YOUR GOAL: Return the listing below in full, with every line exactly as it is.

ENTRIES SHOWN:
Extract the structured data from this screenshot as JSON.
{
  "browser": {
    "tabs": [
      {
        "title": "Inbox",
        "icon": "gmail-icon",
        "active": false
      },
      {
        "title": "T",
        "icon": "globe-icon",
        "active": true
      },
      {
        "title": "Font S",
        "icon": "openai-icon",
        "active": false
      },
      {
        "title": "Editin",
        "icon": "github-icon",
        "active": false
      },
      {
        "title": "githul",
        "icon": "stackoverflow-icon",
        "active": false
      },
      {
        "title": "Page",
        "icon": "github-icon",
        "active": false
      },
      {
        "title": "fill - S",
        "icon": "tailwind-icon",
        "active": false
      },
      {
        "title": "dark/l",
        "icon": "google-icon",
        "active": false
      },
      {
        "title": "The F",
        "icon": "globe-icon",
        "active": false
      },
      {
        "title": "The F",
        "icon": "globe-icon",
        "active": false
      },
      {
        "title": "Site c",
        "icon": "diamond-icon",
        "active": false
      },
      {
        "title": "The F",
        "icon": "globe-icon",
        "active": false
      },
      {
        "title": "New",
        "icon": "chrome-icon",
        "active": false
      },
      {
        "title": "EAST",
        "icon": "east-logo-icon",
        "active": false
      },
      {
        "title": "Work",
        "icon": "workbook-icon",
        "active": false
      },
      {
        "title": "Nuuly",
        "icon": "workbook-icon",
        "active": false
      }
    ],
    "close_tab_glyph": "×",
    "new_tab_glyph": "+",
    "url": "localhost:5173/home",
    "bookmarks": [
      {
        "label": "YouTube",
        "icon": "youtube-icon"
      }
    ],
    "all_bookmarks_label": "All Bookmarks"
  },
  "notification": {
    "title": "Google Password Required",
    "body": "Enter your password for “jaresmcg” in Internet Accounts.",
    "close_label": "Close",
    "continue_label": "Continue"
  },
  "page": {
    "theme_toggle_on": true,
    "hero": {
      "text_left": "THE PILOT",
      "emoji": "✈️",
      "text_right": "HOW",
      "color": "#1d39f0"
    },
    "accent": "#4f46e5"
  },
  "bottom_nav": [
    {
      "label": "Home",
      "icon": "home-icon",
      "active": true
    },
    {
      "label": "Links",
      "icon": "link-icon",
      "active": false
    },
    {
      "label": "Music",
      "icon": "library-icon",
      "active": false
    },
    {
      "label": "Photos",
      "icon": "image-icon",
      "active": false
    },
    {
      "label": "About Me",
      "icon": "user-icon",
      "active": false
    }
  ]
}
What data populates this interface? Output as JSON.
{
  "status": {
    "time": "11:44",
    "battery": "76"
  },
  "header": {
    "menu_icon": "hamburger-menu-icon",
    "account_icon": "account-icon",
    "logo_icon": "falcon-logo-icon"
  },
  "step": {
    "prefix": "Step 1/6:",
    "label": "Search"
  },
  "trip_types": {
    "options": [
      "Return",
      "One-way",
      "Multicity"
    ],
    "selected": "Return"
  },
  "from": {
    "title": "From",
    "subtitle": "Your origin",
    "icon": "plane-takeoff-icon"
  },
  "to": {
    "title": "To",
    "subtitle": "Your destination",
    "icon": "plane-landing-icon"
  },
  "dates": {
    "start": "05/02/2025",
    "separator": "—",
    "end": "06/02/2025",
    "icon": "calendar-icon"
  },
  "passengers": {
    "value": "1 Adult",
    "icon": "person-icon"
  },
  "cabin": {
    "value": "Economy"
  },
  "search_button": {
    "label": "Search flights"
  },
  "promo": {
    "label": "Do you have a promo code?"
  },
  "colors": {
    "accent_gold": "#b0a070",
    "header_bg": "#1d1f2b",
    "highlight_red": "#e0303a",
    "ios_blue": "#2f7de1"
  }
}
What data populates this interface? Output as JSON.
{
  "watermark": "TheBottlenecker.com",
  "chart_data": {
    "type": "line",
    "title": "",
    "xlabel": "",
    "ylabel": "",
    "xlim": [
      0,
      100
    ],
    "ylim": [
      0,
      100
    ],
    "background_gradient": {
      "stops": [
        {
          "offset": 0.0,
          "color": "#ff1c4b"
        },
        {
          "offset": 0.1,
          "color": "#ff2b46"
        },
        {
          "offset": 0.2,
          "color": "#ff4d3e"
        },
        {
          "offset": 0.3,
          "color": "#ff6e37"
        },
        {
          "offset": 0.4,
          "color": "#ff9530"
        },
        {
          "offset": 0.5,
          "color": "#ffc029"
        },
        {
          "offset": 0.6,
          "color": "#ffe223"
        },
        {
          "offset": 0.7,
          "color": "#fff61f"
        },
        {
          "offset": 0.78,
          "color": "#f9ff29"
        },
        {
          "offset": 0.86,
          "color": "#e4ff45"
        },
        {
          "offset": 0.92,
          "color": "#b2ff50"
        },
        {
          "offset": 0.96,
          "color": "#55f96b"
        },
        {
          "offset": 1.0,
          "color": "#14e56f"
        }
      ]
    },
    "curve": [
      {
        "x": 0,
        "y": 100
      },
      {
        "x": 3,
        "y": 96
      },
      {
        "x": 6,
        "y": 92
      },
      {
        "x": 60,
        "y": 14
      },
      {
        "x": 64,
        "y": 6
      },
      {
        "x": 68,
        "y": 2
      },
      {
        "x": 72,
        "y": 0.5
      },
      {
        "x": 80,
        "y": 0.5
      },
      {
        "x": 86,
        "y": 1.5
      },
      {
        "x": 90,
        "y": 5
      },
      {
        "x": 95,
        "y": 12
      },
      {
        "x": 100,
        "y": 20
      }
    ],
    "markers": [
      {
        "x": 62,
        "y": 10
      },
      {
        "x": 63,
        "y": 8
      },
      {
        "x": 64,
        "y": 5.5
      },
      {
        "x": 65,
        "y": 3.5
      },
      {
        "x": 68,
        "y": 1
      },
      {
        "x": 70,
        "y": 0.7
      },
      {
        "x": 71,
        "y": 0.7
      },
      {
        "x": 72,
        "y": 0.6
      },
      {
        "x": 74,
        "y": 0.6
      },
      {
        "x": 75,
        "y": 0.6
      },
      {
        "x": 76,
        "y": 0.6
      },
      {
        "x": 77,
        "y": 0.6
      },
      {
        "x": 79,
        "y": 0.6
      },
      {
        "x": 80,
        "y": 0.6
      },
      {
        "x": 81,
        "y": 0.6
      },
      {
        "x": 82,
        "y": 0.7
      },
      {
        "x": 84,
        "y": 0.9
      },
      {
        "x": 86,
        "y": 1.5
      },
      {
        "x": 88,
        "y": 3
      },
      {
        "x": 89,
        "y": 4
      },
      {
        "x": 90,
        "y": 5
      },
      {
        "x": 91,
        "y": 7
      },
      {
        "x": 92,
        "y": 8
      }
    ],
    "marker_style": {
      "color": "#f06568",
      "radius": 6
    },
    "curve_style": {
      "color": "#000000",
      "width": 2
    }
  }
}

FINISHED EXERCISE:
Extract the structured data from this screenshot as JSON.
{
  "browser": {
    "tabs": [
      {
        "title": "Inbox",
        "icon": "gmail-icon",
        "active": false
      },
      {
        "title": "T",
        "icon": "globe-icon",
        "active": true
      },
      {
        "title": "Font S",
        "icon": "openai-icon",
        "active": false
      },
      {
        "title": "Editin",
        "icon": "github-icon",
        "active": false
      },
      {
        "title": "githul",
        "icon": "stackoverflow-icon",
        "active": false
      },
      {
        "title": "Page",
        "icon": "github-icon",
        "active": false
      },
      {
        "title": "fill - S",
        "icon": "tailwind-icon",
        "active": false
      },
      {
        "title": "dark/l",
        "icon": "google-icon",
        "active": false
      },
      {
        "title": "The F",
        "icon": "globe-icon",
        "active": false
      },
      {
        "title": "The F",
        "icon": "globe-icon",
        "active": false
      },
      {
        "title": "Site c",
        "icon": "diamond-icon",
        "active": false
      },
      {
        "title": "The F",
        "icon": "globe-icon",
        "active": false
      },
      {
        "title": "New",
        "icon": "chrome-icon",
        "active": false
      },
      {
        "title": "EAST",
        "icon": "east-logo-icon",
        "active": false
      },
      {
        "title": "Work",
        "icon": "workbook-icon",
        "active": false
      },
      {
        "title": "Nuuly",
        "icon": "workbook-icon",
        "active": false
      }
    ],
    "close_tab_glyph": "×",
    "new_tab_glyph": "+",
    "url": "localhost:5173/home",
    "bookmarks": [
      {
        "label": "YouTube",
        "icon": "youtube-icon"
      }
    ],
    "all_bookmarks_label": "All Bookmarks"
  },
  "notification": {
    "title": "Google Password Required",
    "body": "Enter your password for “jaresmcg” in Internet Accounts.",
    "close_label": "Close",
    "continue_label": "Continue"
  },
  "page": {
    "theme_toggle_on": true,
    "hero": {
      "text_left": "THE PILOT",
      "emoji": "✈️",
      "text_right": "HOW",
      "color": "#1d39f0"
    },
    "accent": "#4f46e5"
  },
  "bottom_nav": [
    {
      "label": "Home",
      "icon": "home-icon",
      "active": true
    },
    {
      "label": "Links",
      "icon": "link-icon",
      "active": false
    },
    {
      "label": "Music",
      "icon": "library-icon",
      "active": false
    },
    {
      "label": "Photos",
      "icon": "image-icon",
      "active": false
    },
    {
      "label": "About Me",
      "icon": "user-icon",
      "active": false
    }
  ]
}
What data populates this interface? Output as JSON.
{
  "status": {
    "time": "11:44",
    "battery": "76"
  },
  "header": {
    "menu_icon": "hamburger-menu-icon",
    "account_icon": "account-icon",
    "logo_icon": "falcon-logo-icon"
  },
  "step": {
    "prefix": "Step 1/6:",
    "label": "Search"
  },
  "trip_types": {
    "options": [
      "Return",
      "One-way",
      "Multicity"
    ],
    "selected": "Return"
  },
  "from": {
    "title": "From",
    "subtitle": "Your origin",
    "icon": "plane-takeoff-icon"
  },
  "to": {
    "title": "To",
    "subtitle": "Your destination",
    "icon": "plane-landing-icon"
  },
  "dates": {
    "start": "05/02/2025",
    "separator": "—",
    "end": "06/02/2025",
    "icon": "calendar-icon"
  },
  "passengers": {
    "value": "1 Adult",
    "icon": "person-icon"
  },
  "cabin": {
    "value": "Economy"
  },
  "search_button": {
    "label": "Search flights"
  },
  "promo": {
    "label": "Do you have a promo code?"
  },
  "colors": {
    "accent_gold": "#b0a070",
    "header_bg": "#1d1f2b",
    "highlight_red": "#e0303a",
    "ios_blue": "#2f7de1"
  }
}
What data populates this interface? Output as JSON.
{
  "watermark": "TheBottlenecker.com",
  "chart_data": {
    "type": "line",
    "title": "",
    "xlabel": "",
    "ylabel": "",
    "xlim": [
      0,
      100
    ],
    "ylim": [
      0,
      100
    ],
    "background_gradient": {
      "stops": [
        {
          "offset": 0.0,
          "color": "#ff1c4b"
        },
        {
          "offset": 0.1,
          "color": "#ff2b46"
        },
        {
          "offset": 0.2,
          "color": "#ff4d3e"
        },
        {
          "offset": 0.3,
          "color": "#ff6e37"
        },
        {
          "offset": 0.4,
          "color": "#ff9530"
        },
        {
          "offset": 0.5,
          "color": "#ffc029"
        },
        {
          "offset": 0.6,
          "color": "#ffe223"
        },
        {
          "offset": 0.7,
          "color": "#fff61f"
        },
        {
          "offset": 0.78,
          "color": "#f9ff29"
        },
        {
          "offset": 0.86,
          "color": "#e4ff45"
        },
        {
          "offset": 0.92,
          "color": "#b2ff50"
        },
        {
          "offset": 0.96,
          "color": "#55f96b"
        },
        {
          "offset": 1.0,
          "color": "#14e56f"
        }
      ]
    },
    "curve": [
      {
        "x": 0,
        "y": 100
      },
      {
        "x": 3,
        "y": 96
      },
      {
        "x": 6,
        "y": 92
      },
      {
        "x": 60,
        "y": 14
      },
      {
        "x": 64,
        "y": 6
      },
      {
        "x": 68,
        "y": 2
      },
      {
        "x": 72,
        "y": 0.5
      },
      {
        "x": 80,
        "y": 0.5
      },
      {
        "x": 86,
        "y": 1.5
      },
      {
        "x": 90,
        "y": 5
      },
      {
        "x": 95,
        "y": 12
      },
      {
        "x": 100,
        "y": 20
      }
    ],
    "markers": [
      {
        "x": 62,
        "y": 10
      },
      {
        "x": 63,
        "y": 8
      },
      {
        "x": 64,
        "y": 5.5
      },
      {
        "x": 65,
        "y": 3.5
      },
      {
        "x": 68,
        "y": 1
      },
      {
        "x": 70,
        "y": 0.7
      },
      {
        "x": 71,
        "y": 0.7
      },
      {
        "x": 72,
        "y": 0.6
      },
      {
        "x": 74,
        "y": 0.6
      },
      {
        "x": 75,
        "y": 0.6
      },
      {
        "x": 76,
        "y": 0.6
      },
      {
        "x": 77,
        "y": 0.6
      },
      {
        "x": 79,
        "y": 0.6
      },
      {
        "x": 80,
        "y": 0.6
      },
      {
        "x": 81,
        "y": 0.6
      },
      {
        "x": 82,
        "y": 0.7
      },
      {
        "x": 84,
        "y": 0.9
      },
      {
        "x": 86,
        "y": 1.5
      },
      {
        "x": 88,
        "y": 3
      },
      {
        "x": 89,
        "y": 4
      },
      {
        "x": 90,
        "y": 5
      },
      {
        "x": 91,
        "y": 7
      },
      {
        "x": 92,
        "y": 8
      }
    ],
    "marker_style": {
      "color": "#f06568",
      "radius": 6
    },
    "curve_style": {
      "color": "#000000",
      "width": 2
    }
  }
}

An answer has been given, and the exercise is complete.